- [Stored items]
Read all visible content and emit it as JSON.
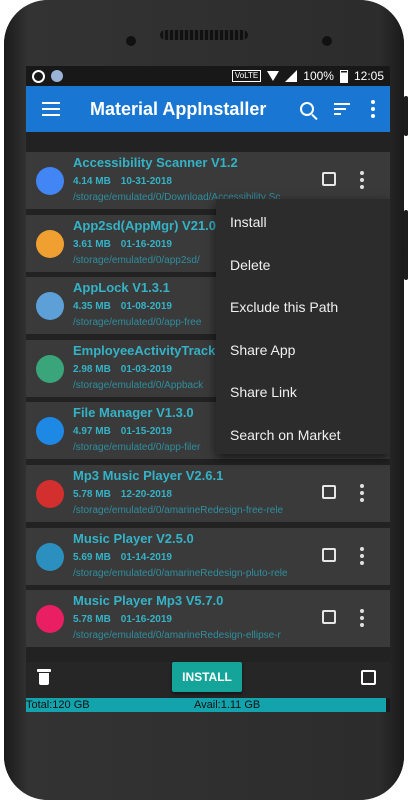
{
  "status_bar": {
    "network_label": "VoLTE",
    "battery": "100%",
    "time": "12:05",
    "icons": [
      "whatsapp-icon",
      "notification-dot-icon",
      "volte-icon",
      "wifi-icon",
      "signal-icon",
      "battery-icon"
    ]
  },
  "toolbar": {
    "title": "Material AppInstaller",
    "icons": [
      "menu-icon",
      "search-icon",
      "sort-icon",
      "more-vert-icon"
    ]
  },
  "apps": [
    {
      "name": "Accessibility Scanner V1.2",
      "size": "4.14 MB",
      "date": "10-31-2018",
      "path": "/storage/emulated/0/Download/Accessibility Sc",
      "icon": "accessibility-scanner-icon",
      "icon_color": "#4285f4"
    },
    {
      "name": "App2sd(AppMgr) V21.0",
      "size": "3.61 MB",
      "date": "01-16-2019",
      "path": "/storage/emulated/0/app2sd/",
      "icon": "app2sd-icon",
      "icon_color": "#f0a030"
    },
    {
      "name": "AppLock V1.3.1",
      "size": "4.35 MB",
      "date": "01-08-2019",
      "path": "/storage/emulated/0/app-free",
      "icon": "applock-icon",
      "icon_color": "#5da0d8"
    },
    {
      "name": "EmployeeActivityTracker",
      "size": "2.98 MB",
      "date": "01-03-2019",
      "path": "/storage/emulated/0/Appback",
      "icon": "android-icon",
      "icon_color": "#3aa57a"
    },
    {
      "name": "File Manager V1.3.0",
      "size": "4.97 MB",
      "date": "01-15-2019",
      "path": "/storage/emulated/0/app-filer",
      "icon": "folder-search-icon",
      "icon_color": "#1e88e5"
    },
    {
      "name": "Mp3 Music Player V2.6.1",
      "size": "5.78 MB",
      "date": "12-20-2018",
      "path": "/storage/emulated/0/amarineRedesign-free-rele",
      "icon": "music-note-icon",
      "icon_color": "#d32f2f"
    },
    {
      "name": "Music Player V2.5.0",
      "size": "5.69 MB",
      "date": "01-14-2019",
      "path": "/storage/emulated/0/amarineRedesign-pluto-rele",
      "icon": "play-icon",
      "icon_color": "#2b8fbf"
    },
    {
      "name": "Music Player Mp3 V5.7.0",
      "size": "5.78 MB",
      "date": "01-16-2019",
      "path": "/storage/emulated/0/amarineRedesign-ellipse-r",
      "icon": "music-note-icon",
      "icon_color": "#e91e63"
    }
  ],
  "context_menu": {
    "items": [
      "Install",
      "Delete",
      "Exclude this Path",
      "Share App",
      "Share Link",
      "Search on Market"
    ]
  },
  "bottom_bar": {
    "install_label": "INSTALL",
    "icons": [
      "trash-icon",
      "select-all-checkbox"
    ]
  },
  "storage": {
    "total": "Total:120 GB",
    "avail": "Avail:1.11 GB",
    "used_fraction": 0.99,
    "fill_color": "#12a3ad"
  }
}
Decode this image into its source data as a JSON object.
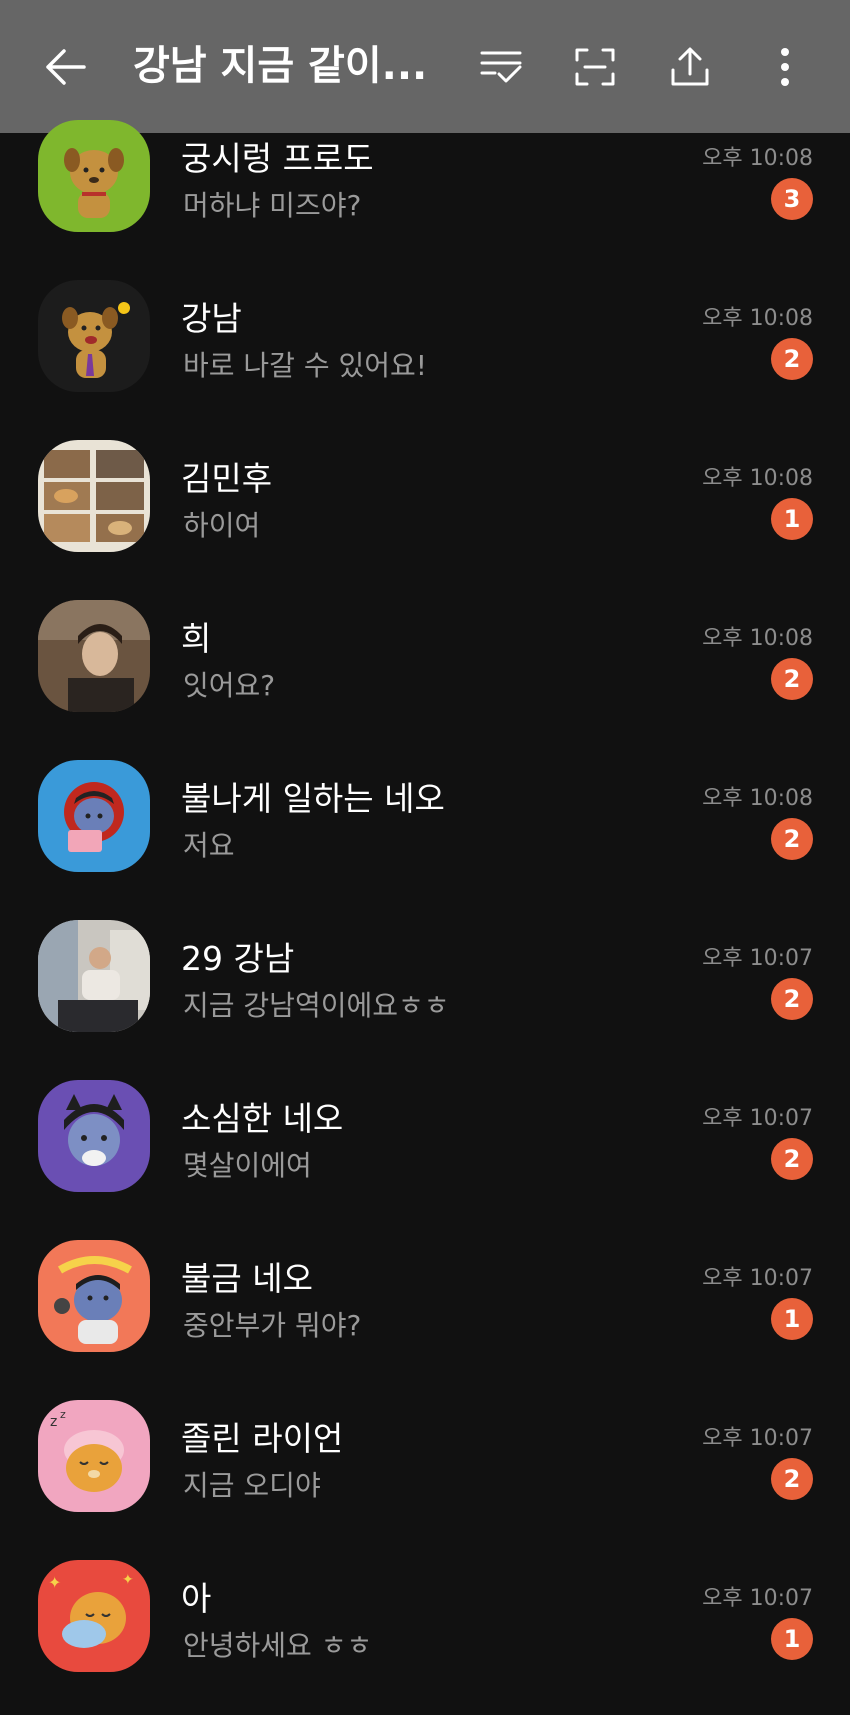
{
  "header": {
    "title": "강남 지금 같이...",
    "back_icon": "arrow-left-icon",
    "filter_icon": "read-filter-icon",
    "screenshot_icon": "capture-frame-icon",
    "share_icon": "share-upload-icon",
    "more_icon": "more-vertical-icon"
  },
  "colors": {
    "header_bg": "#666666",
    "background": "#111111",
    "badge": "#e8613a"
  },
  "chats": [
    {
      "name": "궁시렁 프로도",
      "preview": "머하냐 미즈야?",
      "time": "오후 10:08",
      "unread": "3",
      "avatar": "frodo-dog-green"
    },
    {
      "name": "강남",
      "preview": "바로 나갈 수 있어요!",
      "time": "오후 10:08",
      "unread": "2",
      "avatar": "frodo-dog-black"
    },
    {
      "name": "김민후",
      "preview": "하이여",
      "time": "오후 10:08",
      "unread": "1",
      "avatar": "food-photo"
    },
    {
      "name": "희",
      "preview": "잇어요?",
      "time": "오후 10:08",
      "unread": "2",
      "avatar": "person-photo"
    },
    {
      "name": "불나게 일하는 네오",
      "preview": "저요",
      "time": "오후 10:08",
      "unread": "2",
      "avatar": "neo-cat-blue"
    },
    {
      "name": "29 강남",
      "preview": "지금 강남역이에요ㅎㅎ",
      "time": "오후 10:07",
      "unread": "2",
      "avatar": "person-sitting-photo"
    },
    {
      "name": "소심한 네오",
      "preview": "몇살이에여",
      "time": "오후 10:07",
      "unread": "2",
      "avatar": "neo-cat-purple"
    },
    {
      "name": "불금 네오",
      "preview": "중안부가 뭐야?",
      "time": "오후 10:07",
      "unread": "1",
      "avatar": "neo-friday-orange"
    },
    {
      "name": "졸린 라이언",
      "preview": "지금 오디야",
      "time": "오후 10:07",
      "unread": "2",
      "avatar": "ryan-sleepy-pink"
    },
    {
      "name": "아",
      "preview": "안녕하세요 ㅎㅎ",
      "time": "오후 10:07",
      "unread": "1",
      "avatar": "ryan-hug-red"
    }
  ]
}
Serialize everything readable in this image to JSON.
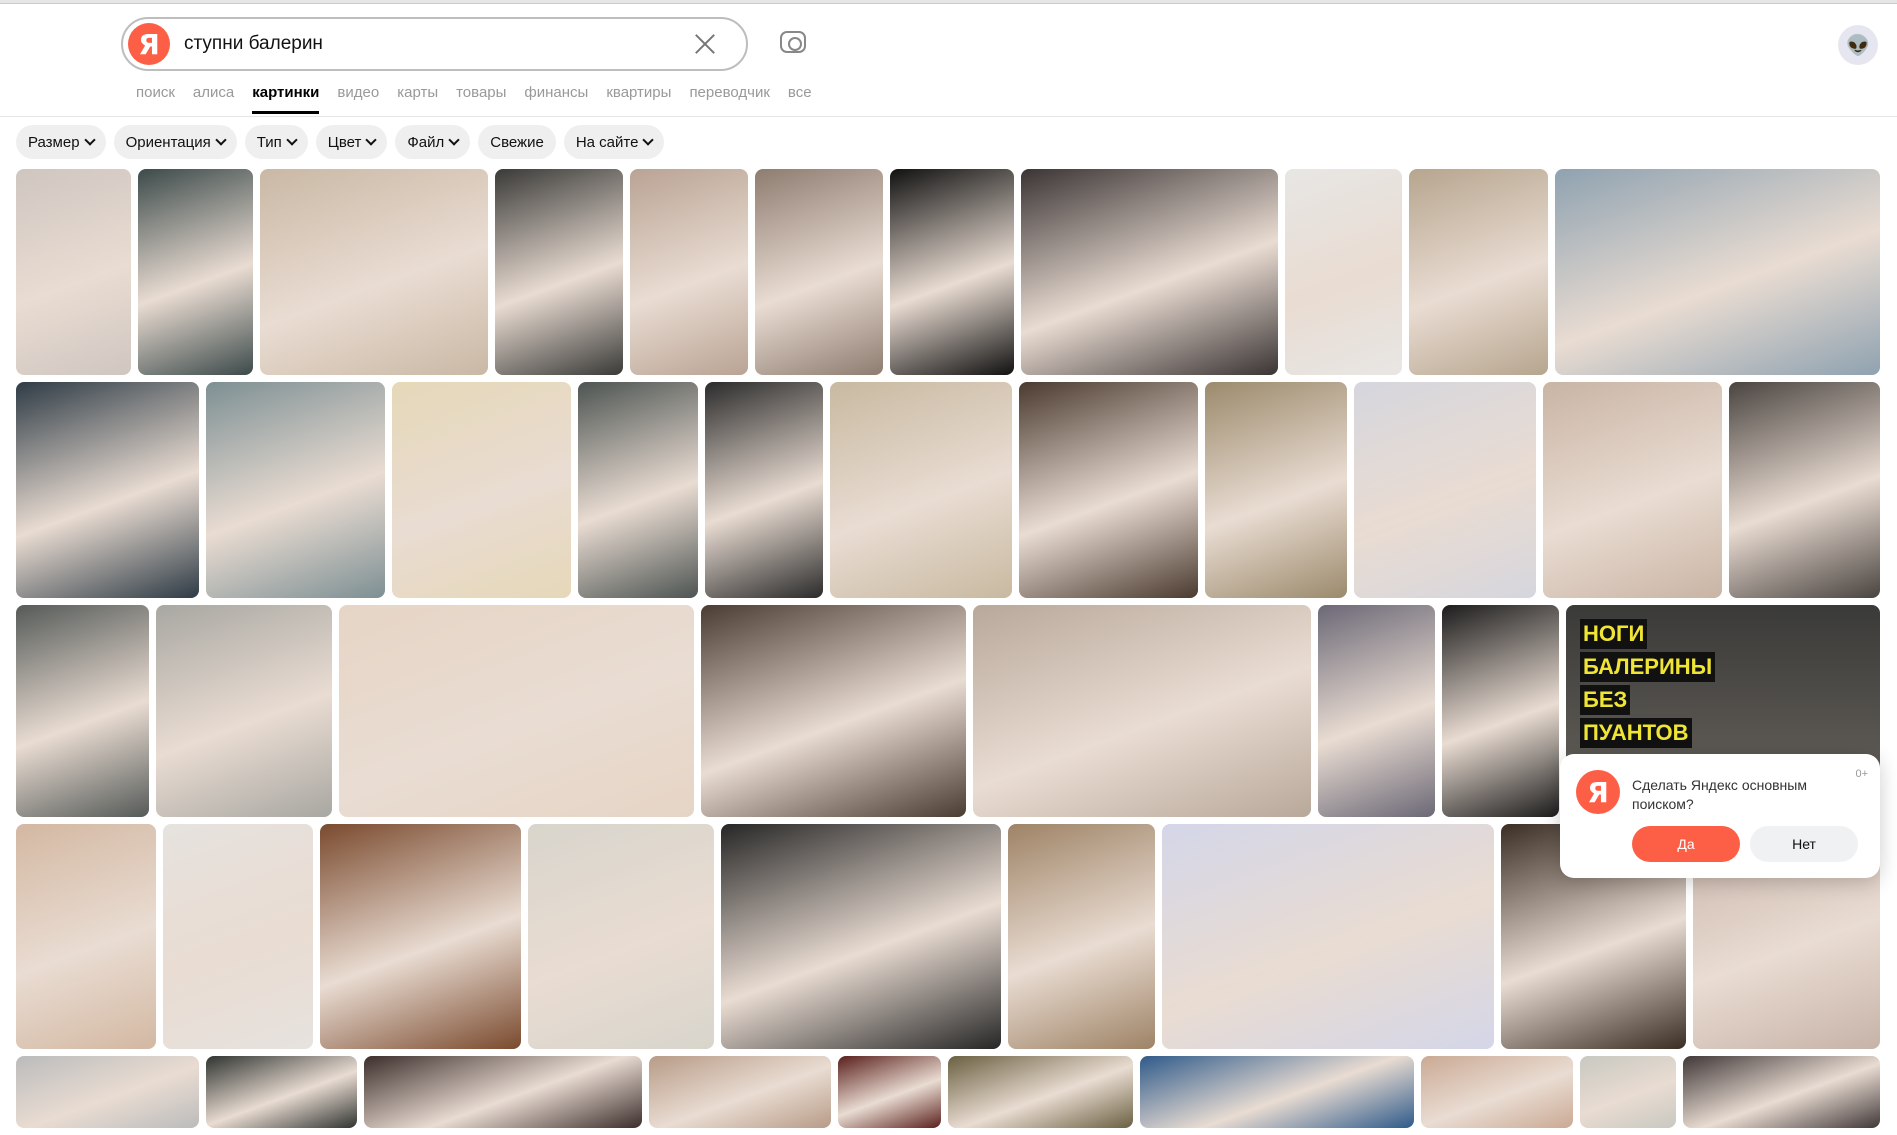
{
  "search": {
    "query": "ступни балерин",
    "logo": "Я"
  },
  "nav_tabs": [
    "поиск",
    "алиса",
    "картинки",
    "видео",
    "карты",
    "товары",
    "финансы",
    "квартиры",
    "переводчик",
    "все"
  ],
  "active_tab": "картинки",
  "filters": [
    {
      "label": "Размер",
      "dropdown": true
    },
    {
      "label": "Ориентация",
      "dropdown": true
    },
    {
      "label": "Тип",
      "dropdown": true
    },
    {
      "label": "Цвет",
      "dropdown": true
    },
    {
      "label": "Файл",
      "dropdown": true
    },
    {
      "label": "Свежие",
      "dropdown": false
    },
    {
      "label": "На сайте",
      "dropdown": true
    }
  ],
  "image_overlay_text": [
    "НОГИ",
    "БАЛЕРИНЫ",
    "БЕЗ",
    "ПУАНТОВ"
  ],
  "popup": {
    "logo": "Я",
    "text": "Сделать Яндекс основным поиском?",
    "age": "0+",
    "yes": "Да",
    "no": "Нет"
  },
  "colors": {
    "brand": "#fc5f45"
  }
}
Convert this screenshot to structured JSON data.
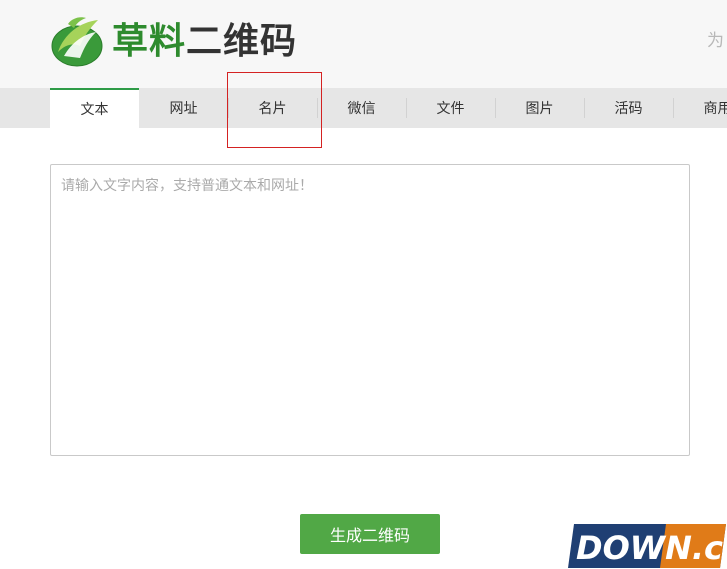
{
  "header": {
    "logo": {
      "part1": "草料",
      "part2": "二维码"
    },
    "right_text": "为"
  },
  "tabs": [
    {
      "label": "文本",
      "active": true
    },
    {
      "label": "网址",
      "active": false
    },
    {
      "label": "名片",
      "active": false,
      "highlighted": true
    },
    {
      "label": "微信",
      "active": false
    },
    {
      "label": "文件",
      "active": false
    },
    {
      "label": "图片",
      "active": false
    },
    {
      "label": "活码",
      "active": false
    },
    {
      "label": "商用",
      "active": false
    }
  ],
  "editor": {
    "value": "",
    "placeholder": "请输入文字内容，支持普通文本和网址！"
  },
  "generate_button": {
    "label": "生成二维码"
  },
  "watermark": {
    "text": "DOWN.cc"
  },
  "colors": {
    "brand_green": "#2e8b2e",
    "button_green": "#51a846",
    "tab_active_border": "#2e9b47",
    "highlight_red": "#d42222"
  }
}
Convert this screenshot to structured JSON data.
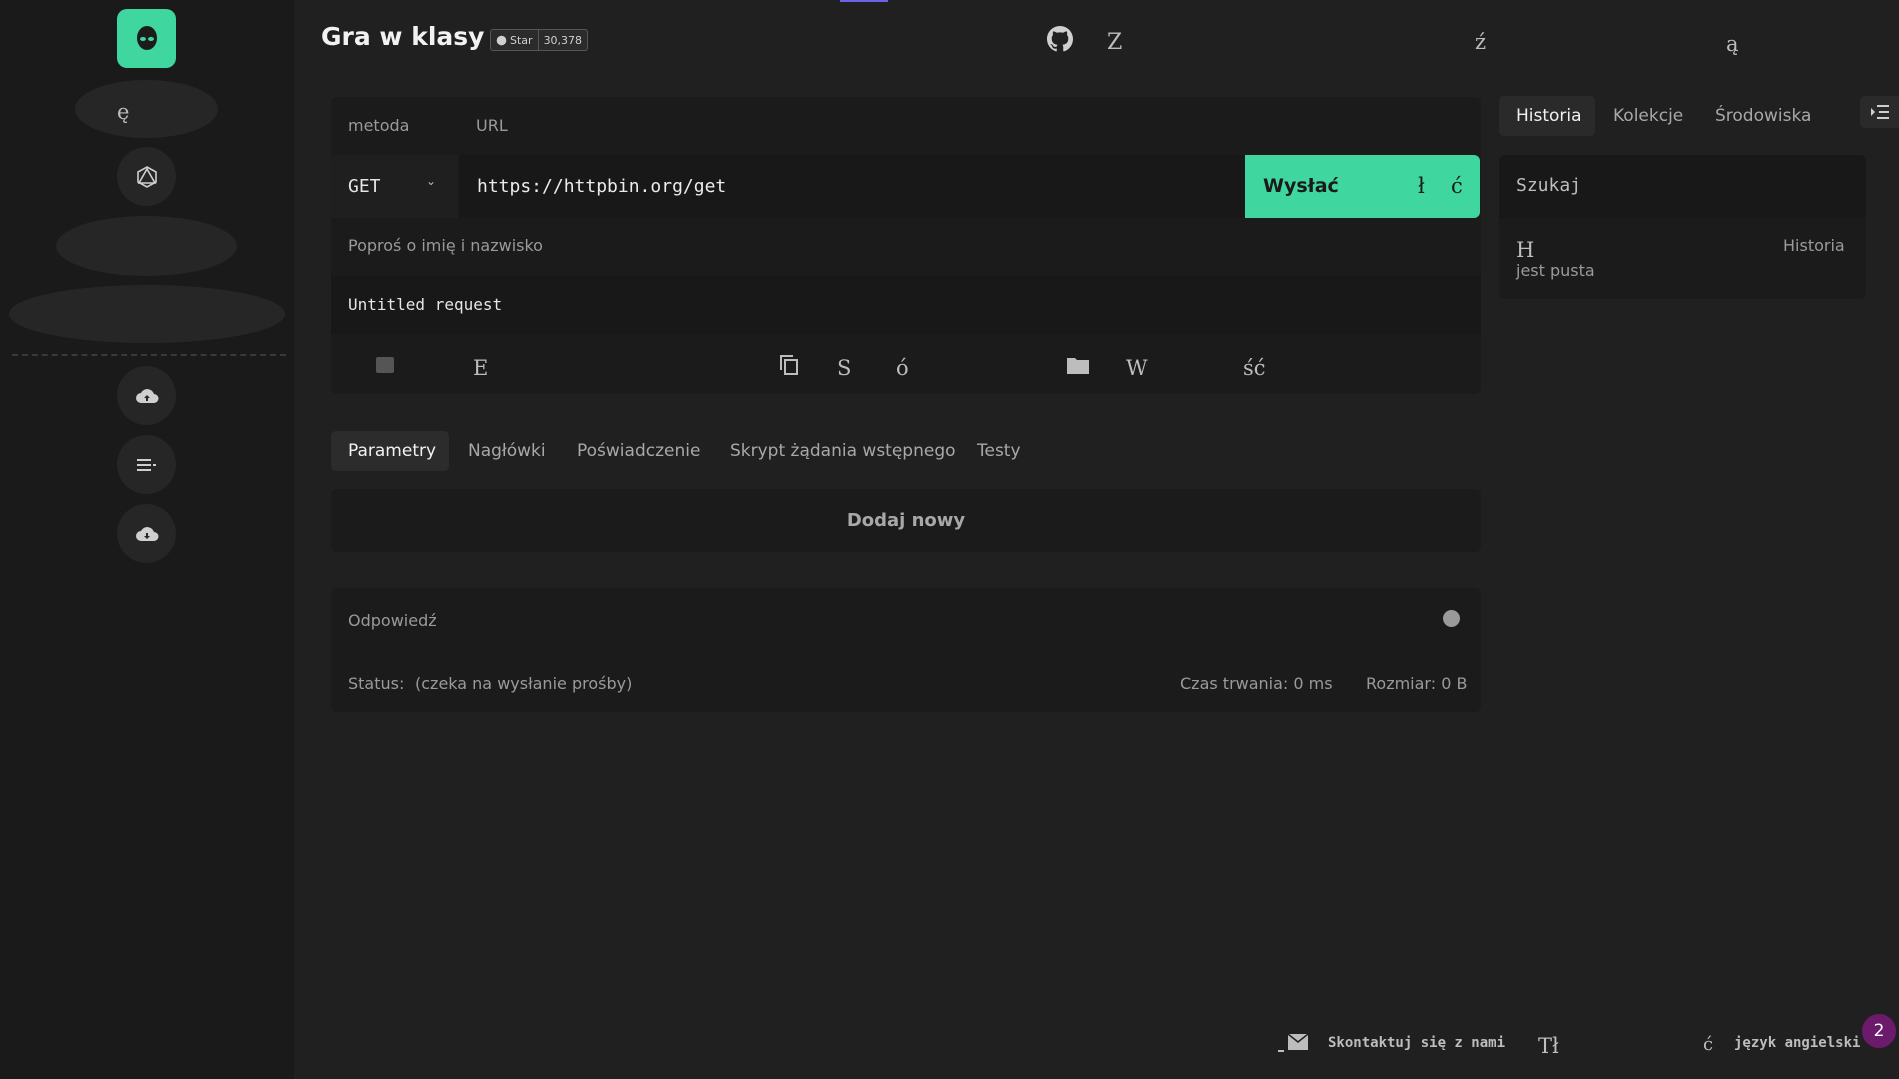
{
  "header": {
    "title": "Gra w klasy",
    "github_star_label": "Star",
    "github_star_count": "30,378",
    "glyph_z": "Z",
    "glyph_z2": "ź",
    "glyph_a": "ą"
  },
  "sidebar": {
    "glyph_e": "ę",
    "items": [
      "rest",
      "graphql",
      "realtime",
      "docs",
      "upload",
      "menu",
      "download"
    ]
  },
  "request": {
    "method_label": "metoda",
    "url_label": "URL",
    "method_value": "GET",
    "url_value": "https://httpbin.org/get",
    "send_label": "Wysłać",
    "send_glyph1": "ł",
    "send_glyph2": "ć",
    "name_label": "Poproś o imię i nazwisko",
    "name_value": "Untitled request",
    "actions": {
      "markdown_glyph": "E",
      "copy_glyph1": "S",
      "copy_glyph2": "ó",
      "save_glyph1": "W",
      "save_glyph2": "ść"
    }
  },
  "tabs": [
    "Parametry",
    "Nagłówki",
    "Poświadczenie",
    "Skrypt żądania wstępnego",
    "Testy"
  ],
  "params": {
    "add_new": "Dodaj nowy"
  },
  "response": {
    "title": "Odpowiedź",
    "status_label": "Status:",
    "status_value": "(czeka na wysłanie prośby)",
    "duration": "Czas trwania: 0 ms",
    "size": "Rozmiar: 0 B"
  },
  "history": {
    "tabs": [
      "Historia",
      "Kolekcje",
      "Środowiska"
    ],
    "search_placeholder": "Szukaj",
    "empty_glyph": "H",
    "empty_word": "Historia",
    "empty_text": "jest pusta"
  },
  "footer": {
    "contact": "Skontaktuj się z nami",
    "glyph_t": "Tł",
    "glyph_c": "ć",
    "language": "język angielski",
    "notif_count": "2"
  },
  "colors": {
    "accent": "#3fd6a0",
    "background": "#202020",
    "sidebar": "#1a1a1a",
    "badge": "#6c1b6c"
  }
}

- [What the task requires] Say how many lines in the listing above include "background". Give nothing but the number.

- [Solution] 2